◆ **Task brief**: From the listing below, pick out each line with the word "type".

-- Data supplied start --

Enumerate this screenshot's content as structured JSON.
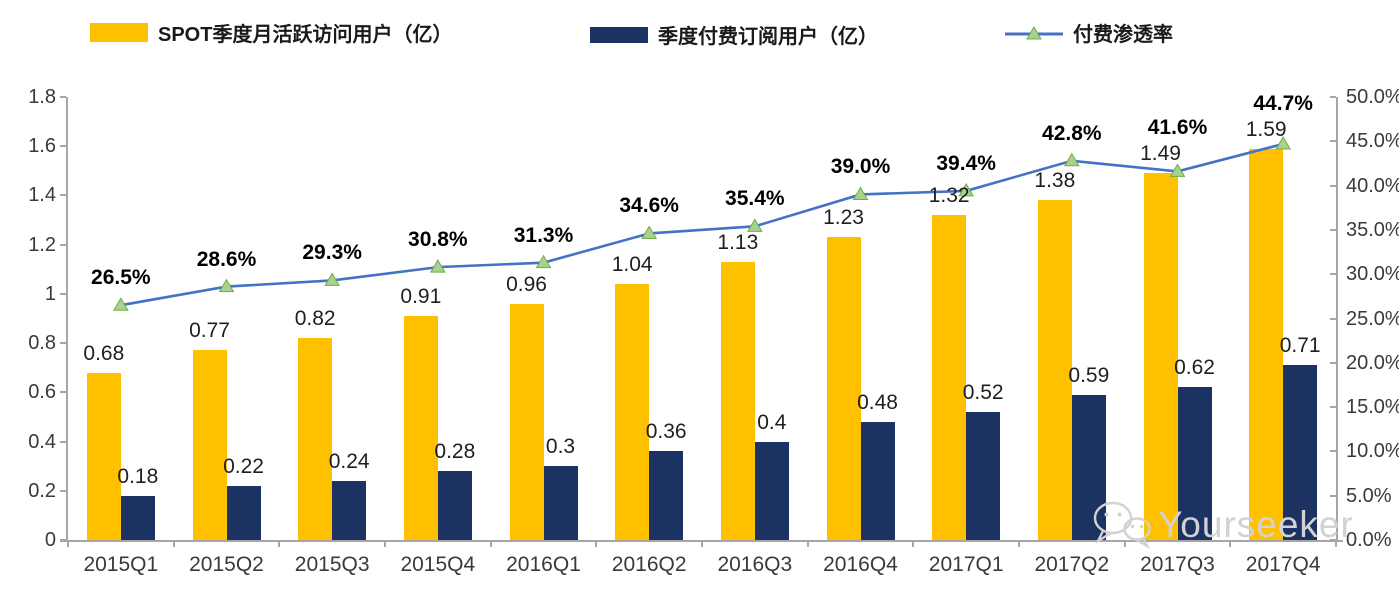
{
  "watermark": {
    "text": "Yourseeker",
    "icon": "wechat-icon",
    "color": "#d2d2d2"
  },
  "chart_data": {
    "type": "bar+line",
    "legend_position": "top",
    "grid": false,
    "categories": [
      "2015Q1",
      "2015Q2",
      "2015Q3",
      "2015Q4",
      "2016Q1",
      "2016Q2",
      "2016Q3",
      "2016Q4",
      "2017Q1",
      "2017Q2",
      "2017Q3",
      "2017Q4"
    ],
    "series": [
      {
        "name": "SPOT季度月活跃访问用户（亿）",
        "type": "bar",
        "axis": "left",
        "color": "#FFC000",
        "values": [
          0.68,
          0.77,
          0.82,
          0.91,
          0.96,
          1.04,
          1.13,
          1.23,
          1.32,
          1.38,
          1.49,
          1.59
        ],
        "labels": [
          "0.68",
          "0.77",
          "0.82",
          "0.91",
          "0.96",
          "1.04",
          "1.13",
          "1.23",
          "1.32",
          "1.38",
          "1.49",
          "1.59"
        ]
      },
      {
        "name": "季度付费订阅用户（亿）",
        "type": "bar",
        "axis": "left",
        "color": "#1B3263",
        "values": [
          0.18,
          0.22,
          0.24,
          0.28,
          0.3,
          0.36,
          0.4,
          0.48,
          0.52,
          0.59,
          0.62,
          0.71
        ],
        "labels": [
          "0.18",
          "0.22",
          "0.24",
          "0.28",
          "0.3",
          "0.36",
          "0.4",
          "0.48",
          "0.52",
          "0.59",
          "0.62",
          "0.71"
        ]
      },
      {
        "name": "付费渗透率",
        "type": "line",
        "axis": "right",
        "color": "#4472C4",
        "marker": "triangle",
        "marker_fill": "#A9D18E",
        "marker_stroke": "#70AD47",
        "values": [
          26.5,
          28.6,
          29.3,
          30.8,
          31.3,
          34.6,
          35.4,
          39.0,
          39.4,
          42.8,
          41.6,
          44.7
        ],
        "labels": [
          "26.5%",
          "28.6%",
          "29.3%",
          "30.8%",
          "31.3%",
          "34.6%",
          "35.4%",
          "39.0%",
          "39.4%",
          "42.8%",
          "41.6%",
          "44.7%"
        ]
      }
    ],
    "left_axis": {
      "min": 0,
      "max": 1.8,
      "step": 0.2,
      "ticks": [
        "0",
        "0.2",
        "0.4",
        "0.6",
        "0.8",
        "1",
        "1.2",
        "1.4",
        "1.6",
        "1.8"
      ]
    },
    "right_axis": {
      "min": 0,
      "max": 50,
      "step": 5,
      "ticks": [
        "0.0%",
        "5.0%",
        "10.0%",
        "15.0%",
        "20.0%",
        "25.0%",
        "30.0%",
        "35.0%",
        "40.0%",
        "45.0%",
        "50.0%"
      ]
    },
    "axis_color": "#a6a6a6"
  }
}
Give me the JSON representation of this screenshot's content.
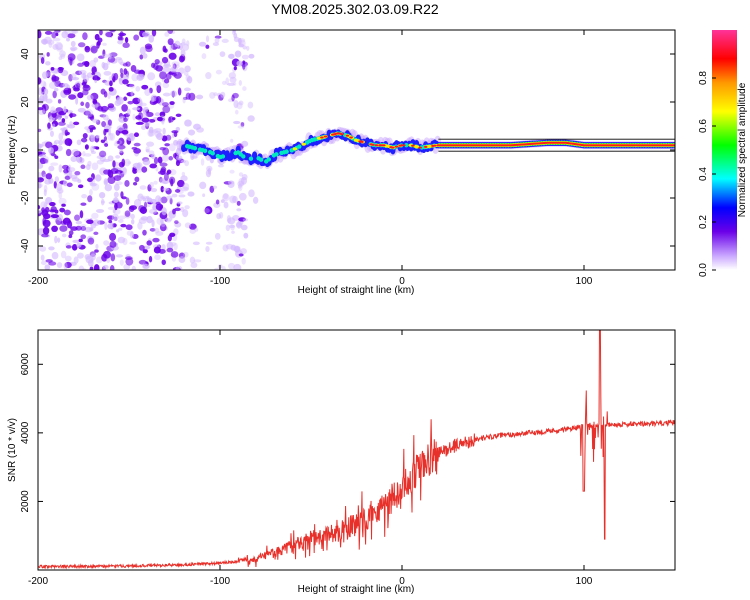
{
  "title": "YM08.2025.302.03.09.R22",
  "colors": {
    "line": "#e8302a",
    "axis": "#000000",
    "background": "#ffffff",
    "dots": "#6a00e8"
  },
  "chart_data": [
    {
      "type": "heatmap",
      "xlabel": "Height of straight line (km)",
      "ylabel": "Frequency (Hz)",
      "xlim": [
        -200,
        150
      ],
      "ylim": [
        -50,
        50
      ],
      "xticks": [
        -200,
        -100,
        0,
        100
      ],
      "yticks": [
        -40,
        -20,
        0,
        20,
        40
      ],
      "colorbar": {
        "label": "Normalized spectral amplitude",
        "range": [
          0,
          1
        ],
        "ticks": [
          0.0,
          0.2,
          0.4,
          0.6,
          0.8
        ]
      },
      "ridge": {
        "x": [
          -120,
          -115,
          -110,
          -105,
          -100,
          -95,
          -90,
          -85,
          -80,
          -75,
          -70,
          -65,
          -60,
          -55,
          -50,
          -45,
          -40,
          -35,
          -30,
          -25,
          -20,
          -15,
          -10,
          -5,
          0,
          5,
          10,
          20,
          40,
          60,
          80,
          90,
          100,
          110,
          120,
          150
        ],
        "y": [
          2,
          1,
          0,
          -1,
          -3,
          -2,
          -1,
          -4,
          -3,
          -5,
          -2,
          -1,
          0,
          2,
          4,
          5,
          6,
          7,
          6,
          4,
          3,
          2,
          2,
          1,
          2,
          2,
          1,
          2,
          2,
          2,
          3,
          3,
          2,
          2,
          2,
          2
        ]
      },
      "noise_region_x": [
        -200,
        -80
      ]
    },
    {
      "type": "line",
      "xlabel": "Height of straight line (km)",
      "ylabel": "SNR (10 * v/v)",
      "xlim": [
        -200,
        150
      ],
      "ylim": [
        0,
        7000
      ],
      "xticks": [
        -200,
        -100,
        0,
        100
      ],
      "yticks": [
        2000,
        4000,
        6000
      ],
      "series": [
        {
          "name": "SNR",
          "x": [
            -200,
            -160,
            -120,
            -100,
            -90,
            -80,
            -70,
            -60,
            -50,
            -40,
            -30,
            -20,
            -10,
            0,
            10,
            20,
            30,
            40,
            50,
            60,
            70,
            80,
            90,
            95,
            100,
            110,
            120,
            130,
            150
          ],
          "y": [
            100,
            110,
            150,
            200,
            250,
            320,
            500,
            700,
            900,
            1000,
            1200,
            1500,
            1900,
            2400,
            3000,
            3400,
            3650,
            3800,
            3900,
            3950,
            4000,
            4050,
            4100,
            4150,
            4200,
            4250,
            4250,
            4250,
            4300
          ]
        }
      ],
      "spikes": [
        {
          "x": 100,
          "y": 2300
        },
        {
          "x": 109,
          "y": 7000
        },
        {
          "x": 111,
          "y": 900
        }
      ]
    }
  ]
}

-- Data supplied end --

◆ **Written reply**:
    "type": "bar+line",
        "type": "bar",
        "type": "bar",
        "type": "line",
      "type": "heatmap",
      "type": "line",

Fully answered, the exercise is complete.